> [Aim of the exercise] Set down the whole listing verbatim.
---------- Information supplied
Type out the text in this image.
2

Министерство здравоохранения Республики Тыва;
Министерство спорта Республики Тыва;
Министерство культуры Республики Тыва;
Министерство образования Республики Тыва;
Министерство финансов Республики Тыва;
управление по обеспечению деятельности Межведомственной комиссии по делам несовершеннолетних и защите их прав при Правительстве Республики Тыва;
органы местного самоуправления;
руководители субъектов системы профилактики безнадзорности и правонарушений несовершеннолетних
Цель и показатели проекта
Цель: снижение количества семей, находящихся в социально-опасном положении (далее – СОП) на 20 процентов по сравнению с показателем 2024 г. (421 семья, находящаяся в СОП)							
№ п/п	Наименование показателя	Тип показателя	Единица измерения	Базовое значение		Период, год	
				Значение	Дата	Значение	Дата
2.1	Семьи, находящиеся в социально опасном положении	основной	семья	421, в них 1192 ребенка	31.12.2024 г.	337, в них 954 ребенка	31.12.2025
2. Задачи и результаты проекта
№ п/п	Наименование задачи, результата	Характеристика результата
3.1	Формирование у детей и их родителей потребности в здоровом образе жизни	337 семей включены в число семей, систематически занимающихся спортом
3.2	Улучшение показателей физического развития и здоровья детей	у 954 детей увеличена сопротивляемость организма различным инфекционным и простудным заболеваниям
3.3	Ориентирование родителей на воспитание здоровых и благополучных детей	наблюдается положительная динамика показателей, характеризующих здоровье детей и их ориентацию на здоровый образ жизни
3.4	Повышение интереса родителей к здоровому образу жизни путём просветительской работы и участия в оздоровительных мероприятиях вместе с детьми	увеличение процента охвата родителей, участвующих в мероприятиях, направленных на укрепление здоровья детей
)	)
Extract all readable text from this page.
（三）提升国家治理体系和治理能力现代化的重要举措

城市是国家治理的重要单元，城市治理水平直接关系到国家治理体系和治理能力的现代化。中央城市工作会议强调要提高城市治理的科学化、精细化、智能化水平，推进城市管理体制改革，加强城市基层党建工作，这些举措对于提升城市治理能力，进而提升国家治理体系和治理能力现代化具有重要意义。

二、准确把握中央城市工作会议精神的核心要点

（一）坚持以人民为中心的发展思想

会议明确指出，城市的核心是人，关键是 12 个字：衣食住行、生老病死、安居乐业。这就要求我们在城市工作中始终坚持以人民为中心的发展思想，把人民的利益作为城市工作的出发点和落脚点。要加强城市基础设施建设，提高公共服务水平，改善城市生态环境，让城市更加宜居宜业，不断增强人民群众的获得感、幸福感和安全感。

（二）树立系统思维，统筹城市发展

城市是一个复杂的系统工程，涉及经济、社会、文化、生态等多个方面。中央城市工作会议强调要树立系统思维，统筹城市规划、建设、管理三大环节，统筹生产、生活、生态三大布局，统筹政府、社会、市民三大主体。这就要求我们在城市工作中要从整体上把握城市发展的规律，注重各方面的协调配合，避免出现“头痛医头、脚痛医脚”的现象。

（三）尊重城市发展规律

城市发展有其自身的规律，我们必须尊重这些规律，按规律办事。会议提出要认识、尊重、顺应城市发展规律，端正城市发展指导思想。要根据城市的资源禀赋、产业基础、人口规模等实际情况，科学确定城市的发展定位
--------------------
> [Exercise response]
Type out the text in this image.
2

Министерство здравоохранения Республики Тыва;
Министерство спорта Республики Тыва;
Министерство культуры Республики Тыва;
Министерство образования Республики Тыва;
Министерство финансов Республики Тыва;
управление по обеспечению деятельности Межведомственной комиссии по делам несовершеннолетних и защите их прав при Правительстве Республики Тыва;
органы местного самоуправления;
руководители субъектов системы профилактики безнадзорности и правонарушений несовершеннолетних
Цель и показатели проекта
Цель: снижение количества семей, находящихся в социально-опасном положении (далее – СОП) на 20 процентов по сравнению с показателем 2024 г. (421 семья, находящаяся в СОП)							
№ п/п	Наименование показателя	Тип показателя	Единица измерения	Базовое значение		Период, год	
				Значение	Дата	Значение	Дата
2.1	Семьи, находящиеся в социально опасном положении	основной	семья	421, в них 1192 ребенка	31.12.2024 г.	337, в них 954 ребенка	31.12.2025
2. Задачи и результаты проекта
№ п/п	Наименование задачи, результата	Характеристика результата
3.1	Формирование у детей и их родителей потребности в здоровом образе жизни	337 семей включены в число семей, систематически занимающихся спортом
3.2	Улучшение показателей физического развития и здоровья детей	у 954 детей увеличена сопротивляемость организма различным инфекционным и простудным заболеваниям
3.3	Ориентирование родителей на воспитание здоровых и благополучных детей	наблюдается положительная динамика показателей, характеризующих здоровье детей и их ориентацию на здоровый образ жизни
3.4	Повышение интереса родителей к здоровому образу жизни путём просветительской работы и участия в оздоровительных мероприятиях вместе с детьми	увеличение процента охвата родителей, участвующих в мероприятиях, направленных на укрепление здоровья детей
)	)
Extract all readable text from this page.
（三）提升国家治理体系和治理能力现代化的重要举措

城市是国家治理的重要单元，城市治理水平直接关系到国家治理体系和治理能力的现代化。中央城市工作会议强调要提高城市治理的科学化、精细化、智能化水平，推进城市管理体制改革，加强城市基层党建工作，这些举措对于提升城市治理能力，进而提升国家治理体系和治理能力现代化具有重要意义。

二、准确把握中央城市工作会议精神的核心要点

（一）坚持以人民为中心的发展思想

会议明确指出，城市的核心是人，关键是 12 个字：衣食住行、生老病死、安居乐业。这就要求我们在城市工作中始终坚持以人民为中心的发展思想，把人民的利益作为城市工作的出发点和落脚点。要加强城市基础设施建设，提高公共服务水平，改善城市生态环境，让城市更加宜居宜业，不断增强人民群众的获得感、幸福感和安全感。

（二）树立系统思维，统筹城市发展

城市是一个复杂的系统工程，涉及经济、社会、文化、生态等多个方面。中央城市工作会议强调要树立系统思维，统筹城市规划、建设、管理三大环节，统筹生产、生活、生态三大布局，统筹政府、社会、市民三大主体。这就要求我们在城市工作中要从整体上把握城市发展的规律，注重各方面的协调配合，避免出现“头痛医头、脚痛医脚”的现象。

（三）尊重城市发展规律

城市发展有其自身的规律，我们必须尊重这些规律，按规律办事。会议提出要认识、尊重、顺应城市发展规律，端正城市发展指导思想。要根据城市的资源禀赋、产业基础、人口规模等实际情况，科学确定城市的发展定位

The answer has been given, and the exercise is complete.